• DATA FOR PROCESSING:
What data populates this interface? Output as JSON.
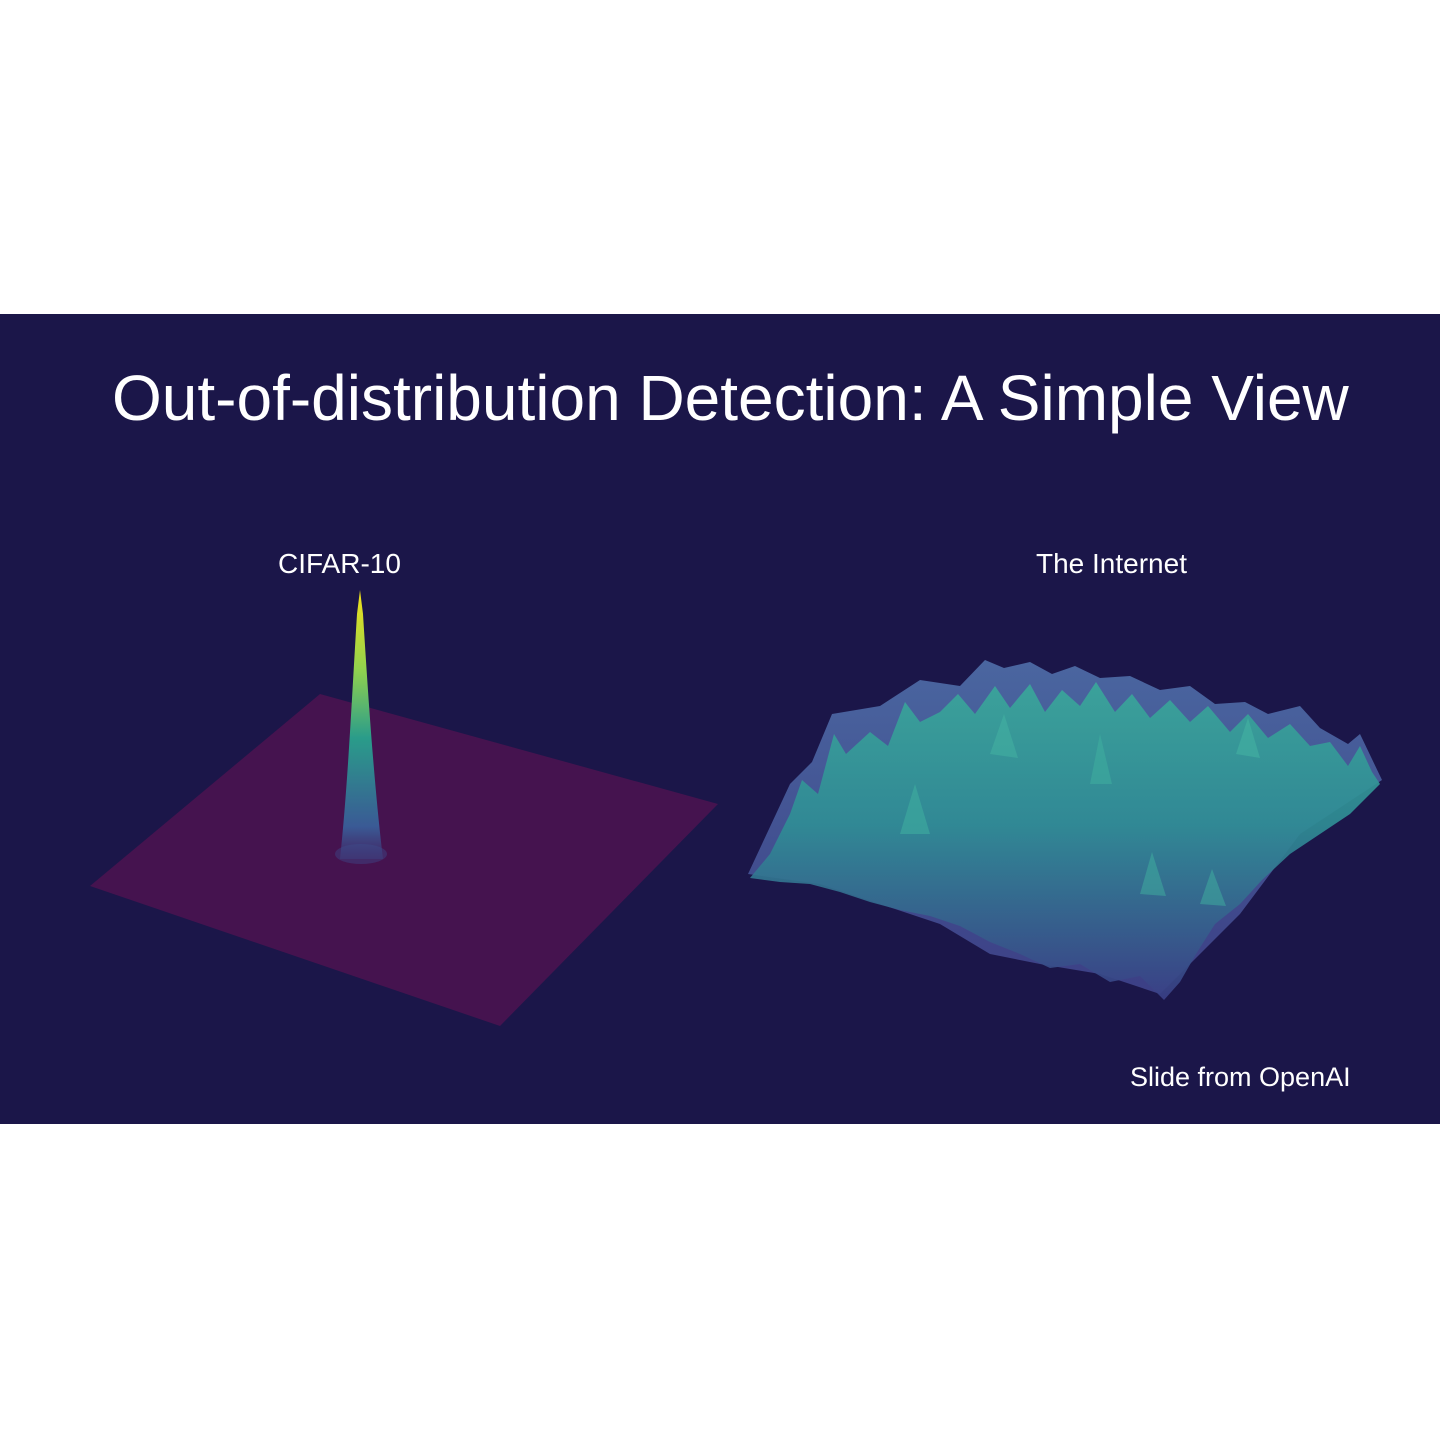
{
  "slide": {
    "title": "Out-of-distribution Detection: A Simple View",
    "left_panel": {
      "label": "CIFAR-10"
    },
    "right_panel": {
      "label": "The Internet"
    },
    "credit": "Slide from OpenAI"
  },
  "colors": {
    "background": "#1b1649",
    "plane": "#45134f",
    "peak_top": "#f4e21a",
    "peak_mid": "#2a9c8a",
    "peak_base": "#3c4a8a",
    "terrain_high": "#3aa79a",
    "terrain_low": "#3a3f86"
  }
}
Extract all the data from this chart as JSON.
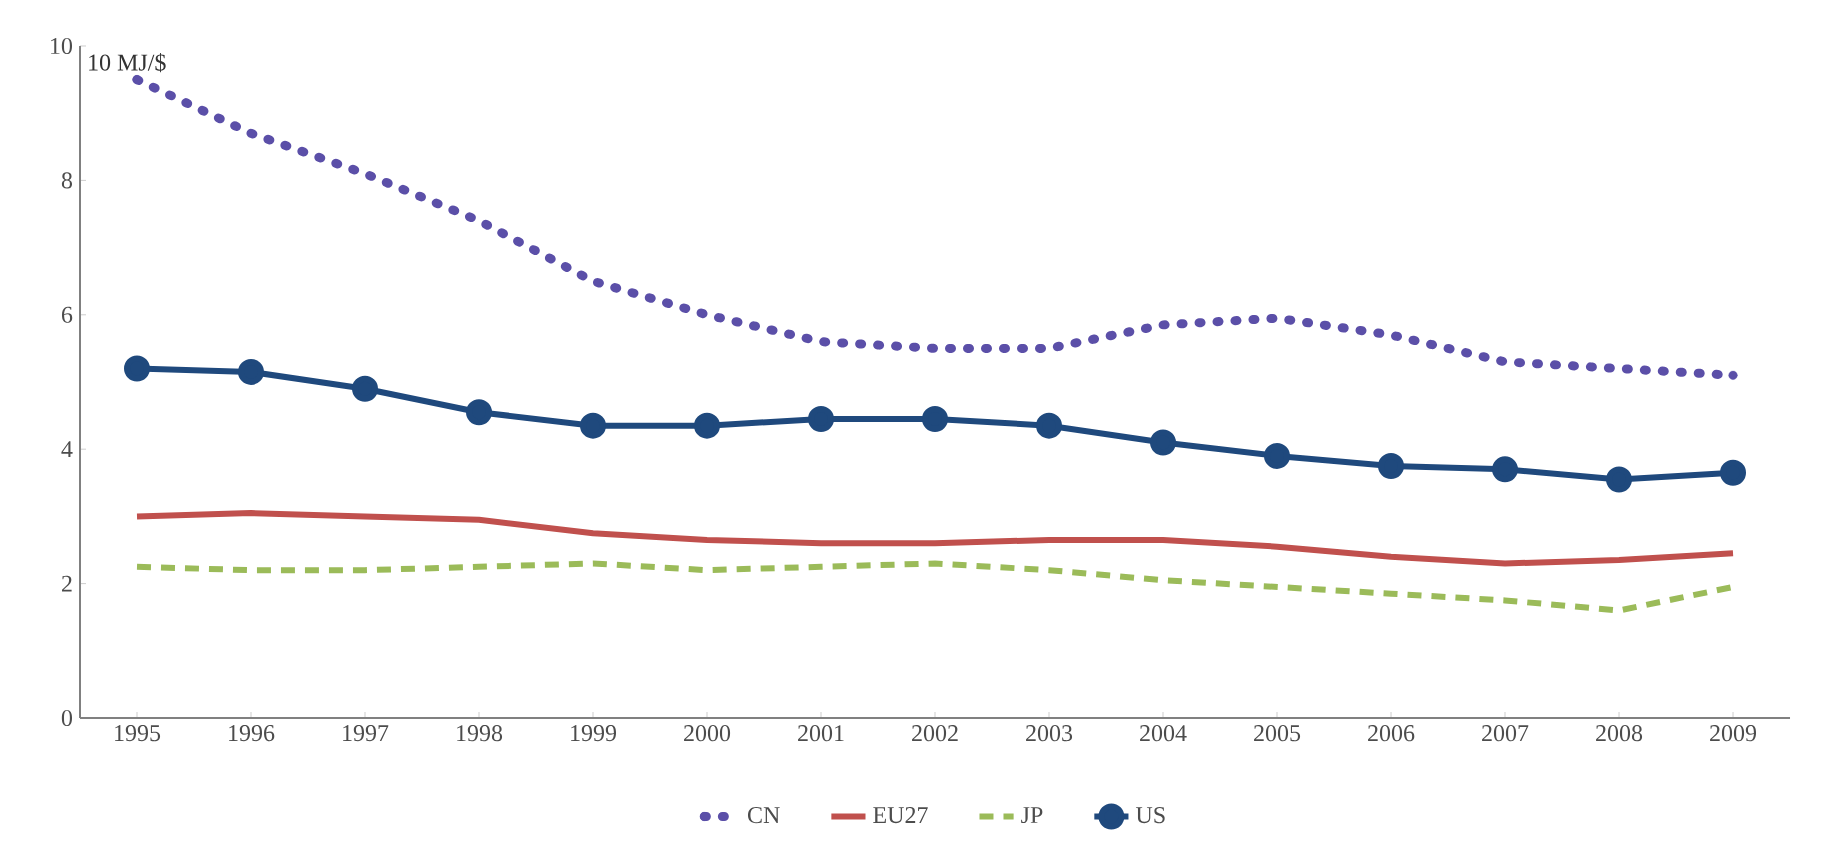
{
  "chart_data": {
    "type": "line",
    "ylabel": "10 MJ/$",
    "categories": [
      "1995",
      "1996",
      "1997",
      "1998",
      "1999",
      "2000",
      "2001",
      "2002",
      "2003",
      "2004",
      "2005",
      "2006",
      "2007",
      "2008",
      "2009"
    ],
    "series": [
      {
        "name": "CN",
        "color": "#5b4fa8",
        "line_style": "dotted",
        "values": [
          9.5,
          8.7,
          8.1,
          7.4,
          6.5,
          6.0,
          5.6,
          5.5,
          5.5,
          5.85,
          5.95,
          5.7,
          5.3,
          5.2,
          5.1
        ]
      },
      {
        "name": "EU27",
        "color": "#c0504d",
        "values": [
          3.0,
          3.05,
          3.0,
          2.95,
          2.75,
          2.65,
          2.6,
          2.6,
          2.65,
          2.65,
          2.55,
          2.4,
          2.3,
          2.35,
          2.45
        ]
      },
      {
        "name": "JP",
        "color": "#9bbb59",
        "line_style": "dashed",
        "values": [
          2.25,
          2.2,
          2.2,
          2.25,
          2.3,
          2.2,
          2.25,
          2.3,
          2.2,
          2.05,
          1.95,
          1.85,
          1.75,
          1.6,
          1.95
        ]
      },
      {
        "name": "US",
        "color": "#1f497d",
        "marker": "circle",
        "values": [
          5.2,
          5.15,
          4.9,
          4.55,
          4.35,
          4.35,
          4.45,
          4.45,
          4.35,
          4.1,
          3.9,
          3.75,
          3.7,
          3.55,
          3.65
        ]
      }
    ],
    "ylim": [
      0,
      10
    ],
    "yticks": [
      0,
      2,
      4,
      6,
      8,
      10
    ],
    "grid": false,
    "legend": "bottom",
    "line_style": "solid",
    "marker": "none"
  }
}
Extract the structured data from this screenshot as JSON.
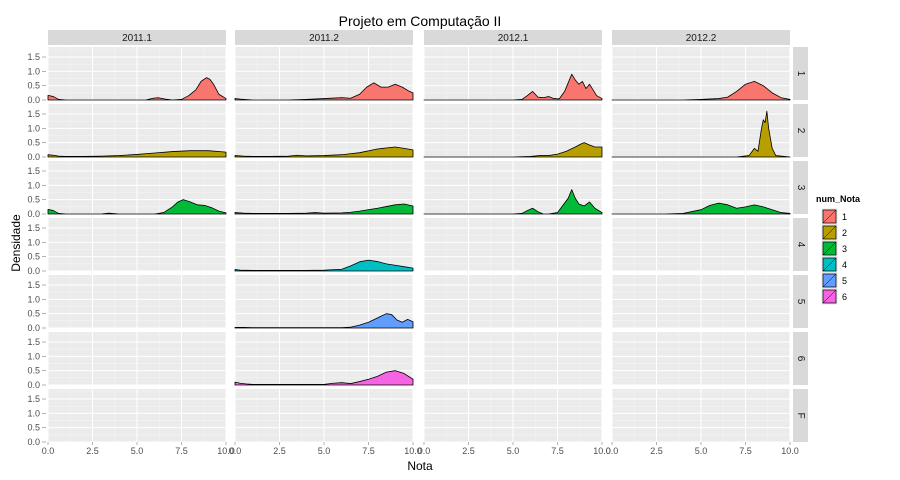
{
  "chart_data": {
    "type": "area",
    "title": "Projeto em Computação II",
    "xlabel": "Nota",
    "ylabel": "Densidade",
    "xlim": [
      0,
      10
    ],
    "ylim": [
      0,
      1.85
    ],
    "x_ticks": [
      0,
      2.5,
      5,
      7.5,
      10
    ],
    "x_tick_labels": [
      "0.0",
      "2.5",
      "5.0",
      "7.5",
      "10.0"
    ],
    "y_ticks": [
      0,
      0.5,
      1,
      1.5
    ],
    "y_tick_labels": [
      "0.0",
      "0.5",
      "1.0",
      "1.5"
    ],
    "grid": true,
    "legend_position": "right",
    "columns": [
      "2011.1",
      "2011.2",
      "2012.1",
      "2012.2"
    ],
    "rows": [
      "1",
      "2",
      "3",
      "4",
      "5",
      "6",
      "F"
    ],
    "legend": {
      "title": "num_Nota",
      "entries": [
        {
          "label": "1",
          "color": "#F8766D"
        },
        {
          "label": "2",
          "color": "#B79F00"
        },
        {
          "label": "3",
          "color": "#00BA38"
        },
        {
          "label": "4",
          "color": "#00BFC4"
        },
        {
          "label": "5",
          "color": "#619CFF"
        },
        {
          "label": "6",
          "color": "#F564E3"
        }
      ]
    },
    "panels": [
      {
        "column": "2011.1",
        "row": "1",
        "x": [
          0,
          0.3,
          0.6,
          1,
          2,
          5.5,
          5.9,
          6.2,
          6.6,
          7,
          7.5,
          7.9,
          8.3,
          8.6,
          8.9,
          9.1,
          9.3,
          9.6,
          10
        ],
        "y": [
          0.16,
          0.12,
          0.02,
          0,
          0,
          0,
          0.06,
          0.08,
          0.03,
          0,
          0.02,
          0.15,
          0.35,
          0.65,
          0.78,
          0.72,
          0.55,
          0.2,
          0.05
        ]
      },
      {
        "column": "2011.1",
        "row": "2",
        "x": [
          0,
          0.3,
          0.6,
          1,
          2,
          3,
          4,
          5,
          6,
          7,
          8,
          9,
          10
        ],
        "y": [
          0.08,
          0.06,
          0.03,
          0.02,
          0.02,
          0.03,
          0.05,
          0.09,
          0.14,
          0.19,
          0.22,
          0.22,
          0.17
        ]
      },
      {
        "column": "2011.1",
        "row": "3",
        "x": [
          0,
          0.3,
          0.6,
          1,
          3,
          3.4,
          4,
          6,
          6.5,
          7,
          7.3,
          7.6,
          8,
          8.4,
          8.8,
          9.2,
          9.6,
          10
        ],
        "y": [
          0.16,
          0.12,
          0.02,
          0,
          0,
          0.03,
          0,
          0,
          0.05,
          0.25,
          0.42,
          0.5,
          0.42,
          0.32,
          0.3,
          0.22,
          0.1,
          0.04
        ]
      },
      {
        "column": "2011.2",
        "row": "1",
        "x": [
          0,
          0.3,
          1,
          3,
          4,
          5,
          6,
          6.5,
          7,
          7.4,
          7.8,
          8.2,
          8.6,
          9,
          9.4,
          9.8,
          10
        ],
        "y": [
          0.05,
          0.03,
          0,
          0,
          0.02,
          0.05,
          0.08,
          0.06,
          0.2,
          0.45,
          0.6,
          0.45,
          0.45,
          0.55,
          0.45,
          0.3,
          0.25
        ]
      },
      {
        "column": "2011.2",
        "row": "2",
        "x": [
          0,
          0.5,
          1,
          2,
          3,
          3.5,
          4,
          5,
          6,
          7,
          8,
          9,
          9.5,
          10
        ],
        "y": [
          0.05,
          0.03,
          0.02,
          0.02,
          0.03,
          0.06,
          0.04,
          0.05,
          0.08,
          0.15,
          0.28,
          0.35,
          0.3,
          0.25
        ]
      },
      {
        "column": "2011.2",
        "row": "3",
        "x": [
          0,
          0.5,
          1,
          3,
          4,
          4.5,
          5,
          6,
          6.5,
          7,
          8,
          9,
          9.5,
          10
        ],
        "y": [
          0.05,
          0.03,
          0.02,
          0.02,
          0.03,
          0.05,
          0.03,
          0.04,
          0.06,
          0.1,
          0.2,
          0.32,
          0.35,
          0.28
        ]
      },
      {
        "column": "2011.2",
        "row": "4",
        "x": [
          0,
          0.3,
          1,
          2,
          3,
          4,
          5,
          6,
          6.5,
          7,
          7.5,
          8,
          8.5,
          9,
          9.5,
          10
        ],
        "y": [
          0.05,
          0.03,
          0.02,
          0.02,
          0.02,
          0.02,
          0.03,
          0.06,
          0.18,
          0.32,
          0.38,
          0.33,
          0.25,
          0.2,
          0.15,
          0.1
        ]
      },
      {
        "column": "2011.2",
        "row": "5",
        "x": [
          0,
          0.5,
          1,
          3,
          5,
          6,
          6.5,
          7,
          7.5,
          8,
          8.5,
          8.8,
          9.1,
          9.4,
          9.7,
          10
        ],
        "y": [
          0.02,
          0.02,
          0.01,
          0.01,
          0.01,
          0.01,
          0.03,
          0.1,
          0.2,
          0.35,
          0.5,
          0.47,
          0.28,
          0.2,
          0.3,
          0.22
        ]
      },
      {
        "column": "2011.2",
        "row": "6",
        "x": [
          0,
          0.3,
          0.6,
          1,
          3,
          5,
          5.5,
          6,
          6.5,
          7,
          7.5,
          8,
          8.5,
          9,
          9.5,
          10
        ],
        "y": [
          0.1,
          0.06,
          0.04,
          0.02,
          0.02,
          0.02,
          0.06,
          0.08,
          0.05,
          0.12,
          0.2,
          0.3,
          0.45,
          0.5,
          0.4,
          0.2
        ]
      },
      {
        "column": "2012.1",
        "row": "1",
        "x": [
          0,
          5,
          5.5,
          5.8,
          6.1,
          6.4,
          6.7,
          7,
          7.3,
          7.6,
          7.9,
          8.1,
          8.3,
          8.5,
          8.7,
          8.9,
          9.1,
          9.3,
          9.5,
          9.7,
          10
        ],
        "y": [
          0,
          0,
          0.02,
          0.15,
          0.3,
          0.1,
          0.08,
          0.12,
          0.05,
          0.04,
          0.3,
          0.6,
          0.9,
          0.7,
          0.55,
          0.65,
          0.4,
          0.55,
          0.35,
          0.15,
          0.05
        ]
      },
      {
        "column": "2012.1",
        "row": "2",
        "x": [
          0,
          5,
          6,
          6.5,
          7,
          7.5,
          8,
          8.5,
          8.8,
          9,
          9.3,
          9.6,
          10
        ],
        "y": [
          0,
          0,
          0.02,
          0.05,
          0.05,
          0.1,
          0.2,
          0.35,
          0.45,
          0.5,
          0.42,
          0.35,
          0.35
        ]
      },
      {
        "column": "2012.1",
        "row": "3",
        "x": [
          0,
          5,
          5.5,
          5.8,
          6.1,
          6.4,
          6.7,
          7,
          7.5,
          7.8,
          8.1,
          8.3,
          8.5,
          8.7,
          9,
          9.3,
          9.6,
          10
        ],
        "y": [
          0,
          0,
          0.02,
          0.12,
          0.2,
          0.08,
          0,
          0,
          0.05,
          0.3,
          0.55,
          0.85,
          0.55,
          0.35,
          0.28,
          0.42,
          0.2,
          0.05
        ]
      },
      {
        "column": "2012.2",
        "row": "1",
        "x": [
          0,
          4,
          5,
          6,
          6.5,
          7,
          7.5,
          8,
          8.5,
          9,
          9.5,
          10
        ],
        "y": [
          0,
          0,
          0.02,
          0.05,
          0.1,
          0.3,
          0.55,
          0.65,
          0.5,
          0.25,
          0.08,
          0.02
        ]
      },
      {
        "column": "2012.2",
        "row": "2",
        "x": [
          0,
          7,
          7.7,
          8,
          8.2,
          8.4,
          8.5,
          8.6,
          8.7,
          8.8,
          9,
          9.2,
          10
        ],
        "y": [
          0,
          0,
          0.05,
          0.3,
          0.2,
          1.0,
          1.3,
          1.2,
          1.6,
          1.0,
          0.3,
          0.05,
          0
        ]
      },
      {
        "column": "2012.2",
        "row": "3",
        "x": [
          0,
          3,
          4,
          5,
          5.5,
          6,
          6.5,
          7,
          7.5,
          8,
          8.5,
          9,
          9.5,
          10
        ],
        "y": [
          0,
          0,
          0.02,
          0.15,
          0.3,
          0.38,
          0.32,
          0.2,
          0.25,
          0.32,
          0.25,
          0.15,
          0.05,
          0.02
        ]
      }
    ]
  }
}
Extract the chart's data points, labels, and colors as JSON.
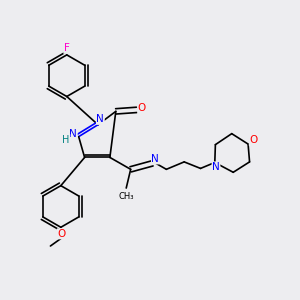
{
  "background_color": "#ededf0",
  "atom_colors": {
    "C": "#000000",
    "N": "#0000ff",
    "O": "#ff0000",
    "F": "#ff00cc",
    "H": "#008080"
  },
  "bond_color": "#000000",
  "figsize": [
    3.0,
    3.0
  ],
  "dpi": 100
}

• SHORT PROBLEM: List the lines of the material in which the word "from" occurs.

• TASK RESULT:
    "credit": "Slide from OpenAI"
Extract all the data from this chart as JSON.
Extract the structured data from this screenshot as JSON.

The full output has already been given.